* _What to work on_: Output every line below exactly.

* _Information shown_:
□ □ □ □ □

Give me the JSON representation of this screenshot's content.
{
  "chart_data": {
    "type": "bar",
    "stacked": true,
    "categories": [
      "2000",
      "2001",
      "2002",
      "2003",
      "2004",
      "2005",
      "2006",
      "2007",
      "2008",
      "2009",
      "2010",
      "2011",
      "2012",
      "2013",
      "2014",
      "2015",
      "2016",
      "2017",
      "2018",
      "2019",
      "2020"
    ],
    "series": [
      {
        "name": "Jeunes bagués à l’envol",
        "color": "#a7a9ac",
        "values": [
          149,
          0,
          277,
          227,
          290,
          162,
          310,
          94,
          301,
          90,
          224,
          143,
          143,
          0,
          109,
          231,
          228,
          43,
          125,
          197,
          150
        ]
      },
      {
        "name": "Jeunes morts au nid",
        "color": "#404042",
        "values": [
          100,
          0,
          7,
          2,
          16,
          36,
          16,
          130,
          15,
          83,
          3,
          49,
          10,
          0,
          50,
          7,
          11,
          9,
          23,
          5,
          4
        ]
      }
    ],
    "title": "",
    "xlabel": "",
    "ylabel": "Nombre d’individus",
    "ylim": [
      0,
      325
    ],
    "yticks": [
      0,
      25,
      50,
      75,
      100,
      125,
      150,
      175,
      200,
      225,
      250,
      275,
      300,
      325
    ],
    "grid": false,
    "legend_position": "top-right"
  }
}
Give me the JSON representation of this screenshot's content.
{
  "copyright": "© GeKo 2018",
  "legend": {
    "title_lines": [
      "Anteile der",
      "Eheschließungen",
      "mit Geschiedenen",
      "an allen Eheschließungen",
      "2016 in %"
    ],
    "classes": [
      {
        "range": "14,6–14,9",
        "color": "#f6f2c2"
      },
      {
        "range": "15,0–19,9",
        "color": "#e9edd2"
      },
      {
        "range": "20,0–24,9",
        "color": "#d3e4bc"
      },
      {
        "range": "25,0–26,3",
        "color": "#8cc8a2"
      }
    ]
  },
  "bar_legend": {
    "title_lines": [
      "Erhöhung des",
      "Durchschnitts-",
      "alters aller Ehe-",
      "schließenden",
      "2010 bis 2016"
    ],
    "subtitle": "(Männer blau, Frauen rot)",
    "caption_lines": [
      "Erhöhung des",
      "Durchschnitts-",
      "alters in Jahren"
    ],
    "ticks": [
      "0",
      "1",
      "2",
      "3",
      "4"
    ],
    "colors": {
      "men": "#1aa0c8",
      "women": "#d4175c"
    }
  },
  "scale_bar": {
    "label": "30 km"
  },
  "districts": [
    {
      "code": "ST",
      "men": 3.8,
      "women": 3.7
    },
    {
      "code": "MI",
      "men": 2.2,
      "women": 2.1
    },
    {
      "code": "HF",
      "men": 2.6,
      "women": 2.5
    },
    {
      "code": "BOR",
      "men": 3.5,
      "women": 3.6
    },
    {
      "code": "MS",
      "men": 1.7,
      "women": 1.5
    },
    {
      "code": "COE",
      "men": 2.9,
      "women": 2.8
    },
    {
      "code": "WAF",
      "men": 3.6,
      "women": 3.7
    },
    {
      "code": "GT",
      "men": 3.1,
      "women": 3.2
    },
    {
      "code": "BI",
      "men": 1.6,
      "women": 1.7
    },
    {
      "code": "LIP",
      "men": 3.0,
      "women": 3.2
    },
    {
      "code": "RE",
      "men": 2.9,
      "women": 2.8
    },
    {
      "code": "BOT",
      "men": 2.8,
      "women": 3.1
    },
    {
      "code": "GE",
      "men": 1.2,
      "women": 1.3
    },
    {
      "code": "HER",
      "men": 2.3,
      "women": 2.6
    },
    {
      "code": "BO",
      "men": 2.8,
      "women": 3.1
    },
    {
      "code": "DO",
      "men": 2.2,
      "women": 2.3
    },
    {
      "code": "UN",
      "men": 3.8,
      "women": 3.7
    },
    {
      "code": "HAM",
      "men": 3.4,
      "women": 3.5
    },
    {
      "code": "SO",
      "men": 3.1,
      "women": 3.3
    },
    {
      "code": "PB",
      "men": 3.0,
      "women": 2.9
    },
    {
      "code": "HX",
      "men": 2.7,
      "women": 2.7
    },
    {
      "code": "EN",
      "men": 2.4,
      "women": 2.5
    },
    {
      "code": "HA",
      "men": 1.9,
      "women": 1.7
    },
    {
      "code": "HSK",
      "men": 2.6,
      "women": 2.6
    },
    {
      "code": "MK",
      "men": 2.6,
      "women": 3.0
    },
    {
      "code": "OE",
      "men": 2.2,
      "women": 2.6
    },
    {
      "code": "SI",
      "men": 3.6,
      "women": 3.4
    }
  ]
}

□ □ □ □ □

* _Task solution_:
Give me the JSON representation of this screenshot's content.
{
  "chart_data": {
    "type": "bar",
    "stacked": true,
    "categories": [
      "2000",
      "2001",
      "2002",
      "2003",
      "2004",
      "2005",
      "2006",
      "2007",
      "2008",
      "2009",
      "2010",
      "2011",
      "2012",
      "2013",
      "2014",
      "2015",
      "2016",
      "2017",
      "2018",
      "2019",
      "2020"
    ],
    "series": [
      {
        "name": "Jeunes bagués à l’envol",
        "color": "#a7a9ac",
        "values": [
          149,
          0,
          277,
          227,
          290,
          162,
          310,
          94,
          301,
          90,
          224,
          143,
          143,
          0,
          109,
          231,
          228,
          43,
          125,
          197,
          150
        ]
      },
      {
        "name": "Jeunes morts au nid",
        "color": "#404042",
        "values": [
          100,
          0,
          7,
          2,
          16,
          36,
          16,
          130,
          15,
          83,
          3,
          49,
          10,
          0,
          50,
          7,
          11,
          9,
          23,
          5,
          4
        ]
      }
    ],
    "title": "",
    "xlabel": "",
    "ylabel": "Nombre d’individus",
    "ylim": [
      0,
      325
    ],
    "yticks": [
      0,
      25,
      50,
      75,
      100,
      125,
      150,
      175,
      200,
      225,
      250,
      275,
      300,
      325
    ],
    "grid": false,
    "legend_position": "top-right"
  }
}
Give me the JSON representation of this screenshot's content.
{
  "copyright": "© GeKo 2018",
  "legend": {
    "title_lines": [
      "Anteile der",
      "Eheschließungen",
      "mit Geschiedenen",
      "an allen Eheschließungen",
      "2016 in %"
    ],
    "classes": [
      {
        "range": "14,6–14,9",
        "color": "#f6f2c2"
      },
      {
        "range": "15,0–19,9",
        "color": "#e9edd2"
      },
      {
        "range": "20,0–24,9",
        "color": "#d3e4bc"
      },
      {
        "range": "25,0–26,3",
        "color": "#8cc8a2"
      }
    ]
  },
  "bar_legend": {
    "title_lines": [
      "Erhöhung des",
      "Durchschnitts-",
      "alters aller Ehe-",
      "schließenden",
      "2010 bis 2016"
    ],
    "subtitle": "(Männer blau, Frauen rot)",
    "caption_lines": [
      "Erhöhung des",
      "Durchschnitts-",
      "alters in Jahren"
    ],
    "ticks": [
      "0",
      "1",
      "2",
      "3",
      "4"
    ],
    "colors": {
      "men": "#1aa0c8",
      "women": "#d4175c"
    }
  },
  "scale_bar": {
    "label": "30 km"
  },
  "districts": [
    {
      "code": "ST",
      "men": 3.8,
      "women": 3.7
    },
    {
      "code": "MI",
      "men": 2.2,
      "women": 2.1
    },
    {
      "code": "HF",
      "men": 2.6,
      "women": 2.5
    },
    {
      "code": "BOR",
      "men": 3.5,
      "women": 3.6
    },
    {
      "code": "MS",
      "men": 1.7,
      "women": 1.5
    },
    {
      "code": "COE",
      "men": 2.9,
      "women": 2.8
    },
    {
      "code": "WAF",
      "men": 3.6,
      "women": 3.7
    },
    {
      "code": "GT",
      "men": 3.1,
      "women": 3.2
    },
    {
      "code": "BI",
      "men": 1.6,
      "women": 1.7
    },
    {
      "code": "LIP",
      "men": 3.0,
      "women": 3.2
    },
    {
      "code": "RE",
      "men": 2.9,
      "women": 2.8
    },
    {
      "code": "BOT",
      "men": 2.8,
      "women": 3.1
    },
    {
      "code": "GE",
      "men": 1.2,
      "women": 1.3
    },
    {
      "code": "HER",
      "men": 2.3,
      "women": 2.6
    },
    {
      "code": "BO",
      "men": 2.8,
      "women": 3.1
    },
    {
      "code": "DO",
      "men": 2.2,
      "women": 2.3
    },
    {
      "code": "UN",
      "men": 3.8,
      "women": 3.7
    },
    {
      "code": "HAM",
      "men": 3.4,
      "women": 3.5
    },
    {
      "code": "SO",
      "men": 3.1,
      "women": 3.3
    },
    {
      "code": "PB",
      "men": 3.0,
      "women": 2.9
    },
    {
      "code": "HX",
      "men": 2.7,
      "women": 2.7
    },
    {
      "code": "EN",
      "men": 2.4,
      "women": 2.5
    },
    {
      "code": "HA",
      "men": 1.9,
      "women": 1.7
    },
    {
      "code": "HSK",
      "men": 2.6,
      "women": 2.6
    },
    {
      "code": "MK",
      "men": 2.6,
      "women": 3.0
    },
    {
      "code": "OE",
      "men": 2.2,
      "women": 2.6
    },
    {
      "code": "SI",
      "men": 3.6,
      "women": 3.4
    }
  ]
}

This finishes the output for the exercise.